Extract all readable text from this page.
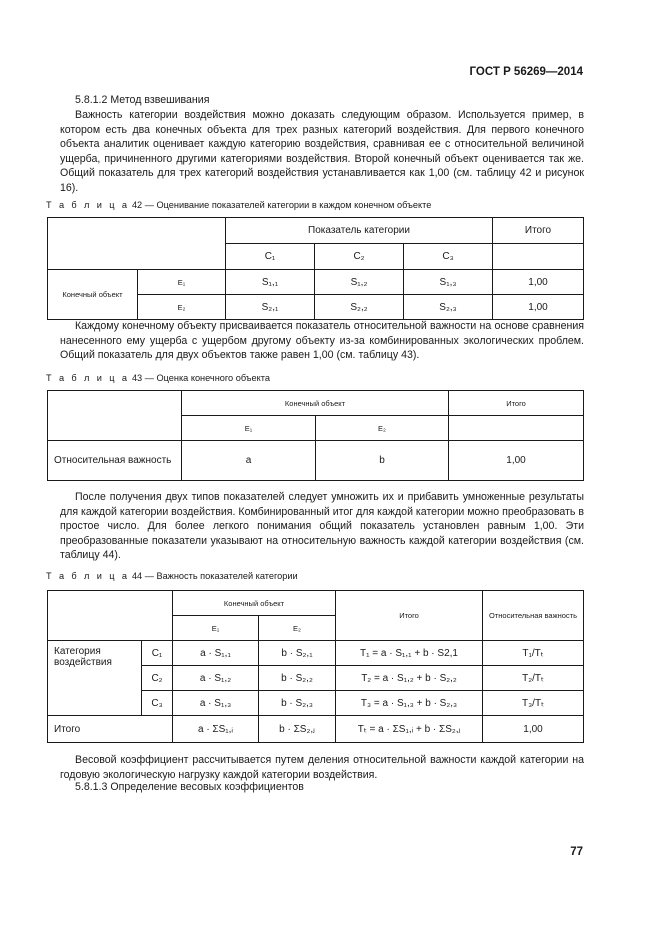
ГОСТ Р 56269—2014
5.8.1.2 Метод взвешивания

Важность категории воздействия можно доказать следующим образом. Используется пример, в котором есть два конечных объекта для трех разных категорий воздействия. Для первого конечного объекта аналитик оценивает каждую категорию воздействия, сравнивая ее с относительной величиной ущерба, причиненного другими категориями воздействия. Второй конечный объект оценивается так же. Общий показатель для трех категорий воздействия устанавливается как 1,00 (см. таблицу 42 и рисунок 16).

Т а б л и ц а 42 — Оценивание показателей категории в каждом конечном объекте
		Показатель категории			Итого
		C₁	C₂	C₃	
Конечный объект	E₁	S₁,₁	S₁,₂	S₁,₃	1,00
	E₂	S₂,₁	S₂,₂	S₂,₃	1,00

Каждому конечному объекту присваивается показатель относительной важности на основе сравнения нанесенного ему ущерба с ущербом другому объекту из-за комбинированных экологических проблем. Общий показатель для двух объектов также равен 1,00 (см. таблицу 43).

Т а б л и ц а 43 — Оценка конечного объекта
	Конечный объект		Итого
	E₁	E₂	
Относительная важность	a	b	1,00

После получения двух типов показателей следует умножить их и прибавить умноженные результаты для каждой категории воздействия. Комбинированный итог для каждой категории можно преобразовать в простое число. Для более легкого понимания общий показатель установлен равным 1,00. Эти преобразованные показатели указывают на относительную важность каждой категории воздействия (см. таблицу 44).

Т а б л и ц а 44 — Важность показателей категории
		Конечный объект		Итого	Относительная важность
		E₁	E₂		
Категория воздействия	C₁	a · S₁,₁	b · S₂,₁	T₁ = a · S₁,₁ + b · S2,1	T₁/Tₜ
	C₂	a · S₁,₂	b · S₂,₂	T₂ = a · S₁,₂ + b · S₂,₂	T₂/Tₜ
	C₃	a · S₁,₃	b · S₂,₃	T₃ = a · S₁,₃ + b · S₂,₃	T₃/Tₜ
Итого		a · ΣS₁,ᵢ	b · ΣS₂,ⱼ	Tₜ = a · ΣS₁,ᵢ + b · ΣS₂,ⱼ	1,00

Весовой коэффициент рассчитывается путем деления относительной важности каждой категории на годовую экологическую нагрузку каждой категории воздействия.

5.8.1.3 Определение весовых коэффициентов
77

* **DIRECTIVE**: Return only the number of lines in the entries that contain the string "каждой".

* **RESULT**: 2